(Items from a data source)
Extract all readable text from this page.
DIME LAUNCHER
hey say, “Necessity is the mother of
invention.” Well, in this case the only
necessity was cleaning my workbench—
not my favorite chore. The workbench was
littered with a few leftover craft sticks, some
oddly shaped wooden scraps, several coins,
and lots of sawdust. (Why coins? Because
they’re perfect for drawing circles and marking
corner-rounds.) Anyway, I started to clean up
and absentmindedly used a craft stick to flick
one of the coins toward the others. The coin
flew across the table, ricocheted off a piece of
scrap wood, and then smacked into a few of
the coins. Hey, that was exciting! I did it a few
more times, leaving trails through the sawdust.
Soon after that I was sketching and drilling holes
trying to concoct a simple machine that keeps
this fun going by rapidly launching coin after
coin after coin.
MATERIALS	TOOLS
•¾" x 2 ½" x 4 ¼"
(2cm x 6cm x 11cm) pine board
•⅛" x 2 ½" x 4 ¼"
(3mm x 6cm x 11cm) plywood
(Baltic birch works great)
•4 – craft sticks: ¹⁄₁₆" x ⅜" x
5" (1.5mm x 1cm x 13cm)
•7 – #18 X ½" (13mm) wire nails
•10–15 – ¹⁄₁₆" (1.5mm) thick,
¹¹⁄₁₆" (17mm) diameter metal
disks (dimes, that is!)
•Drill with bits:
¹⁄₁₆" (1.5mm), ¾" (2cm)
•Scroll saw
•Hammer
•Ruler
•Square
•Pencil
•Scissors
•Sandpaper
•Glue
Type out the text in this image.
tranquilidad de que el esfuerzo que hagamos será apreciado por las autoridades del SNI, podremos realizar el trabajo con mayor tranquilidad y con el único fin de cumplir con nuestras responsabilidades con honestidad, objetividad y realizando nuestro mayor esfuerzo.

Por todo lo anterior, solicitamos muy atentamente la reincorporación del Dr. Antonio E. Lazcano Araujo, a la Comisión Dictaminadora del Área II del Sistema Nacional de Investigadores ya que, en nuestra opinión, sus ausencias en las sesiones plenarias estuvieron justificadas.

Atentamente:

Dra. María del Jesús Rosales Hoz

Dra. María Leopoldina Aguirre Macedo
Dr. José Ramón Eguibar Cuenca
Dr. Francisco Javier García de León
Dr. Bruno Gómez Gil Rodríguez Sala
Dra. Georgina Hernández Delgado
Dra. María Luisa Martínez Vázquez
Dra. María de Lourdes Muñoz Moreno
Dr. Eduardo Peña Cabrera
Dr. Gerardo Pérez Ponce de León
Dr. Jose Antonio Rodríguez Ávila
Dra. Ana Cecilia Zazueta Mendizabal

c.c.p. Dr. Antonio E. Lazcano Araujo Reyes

> [Task objective]: Reproduce the full set of records precisely.

> [Solution to this task]:
Extract all readable text from this page.
DIME LAUNCHER
hey say, “Necessity is the mother of
invention.” Well, in this case the only
necessity was cleaning my workbench—
not my favorite chore. The workbench was
littered with a few leftover craft sticks, some
oddly shaped wooden scraps, several coins,
and lots of sawdust. (Why coins? Because
they’re perfect for drawing circles and marking
corner-rounds.) Anyway, I started to clean up
and absentmindedly used a craft stick to flick
one of the coins toward the others. The coin
flew across the table, ricocheted off a piece of
scrap wood, and then smacked into a few of
the coins. Hey, that was exciting! I did it a few
more times, leaving trails through the sawdust.
Soon after that I was sketching and drilling holes
trying to concoct a simple machine that keeps
this fun going by rapidly launching coin after
coin after coin.
MATERIALS	TOOLS
•¾" x 2 ½" x 4 ¼"
(2cm x 6cm x 11cm) pine board
•⅛" x 2 ½" x 4 ¼"
(3mm x 6cm x 11cm) plywood
(Baltic birch works great)
•4 – craft sticks: ¹⁄₁₆" x ⅜" x
5" (1.5mm x 1cm x 13cm)
•7 – #18 X ½" (13mm) wire nails
•10–15 – ¹⁄₁₆" (1.5mm) thick,
¹¹⁄₁₆" (17mm) diameter metal
disks (dimes, that is!)
•Drill with bits:
¹⁄₁₆" (1.5mm), ¾" (2cm)
•Scroll saw
•Hammer
•Ruler
•Square
•Pencil
•Scissors
•Sandpaper
•Glue
Type out the text in this image.
tranquilidad de que el esfuerzo que hagamos será apreciado por las autoridades del SNI, podremos realizar el trabajo con mayor tranquilidad y con el único fin de cumplir con nuestras responsabilidades con honestidad, objetividad y realizando nuestro mayor esfuerzo.

Por todo lo anterior, solicitamos muy atentamente la reincorporación del Dr. Antonio E. Lazcano Araujo, a la Comisión Dictaminadora del Área II del Sistema Nacional de Investigadores ya que, en nuestra opinión, sus ausencias en las sesiones plenarias estuvieron justificadas.

Atentamente:

Dra. María del Jesús Rosales Hoz

Dra. María Leopoldina Aguirre Macedo
Dr. José Ramón Eguibar Cuenca
Dr. Francisco Javier García de León
Dr. Bruno Gómez Gil Rodríguez Sala
Dra. Georgina Hernández Delgado
Dra. María Luisa Martínez Vázquez
Dra. María de Lourdes Muñoz Moreno
Dr. Eduardo Peña Cabrera
Dr. Gerardo Pérez Ponce de León
Dr. Jose Antonio Rodríguez Ávila
Dra. Ana Cecilia Zazueta Mendizabal

c.c.p. Dr. Antonio E. Lazcano Araujo Reyes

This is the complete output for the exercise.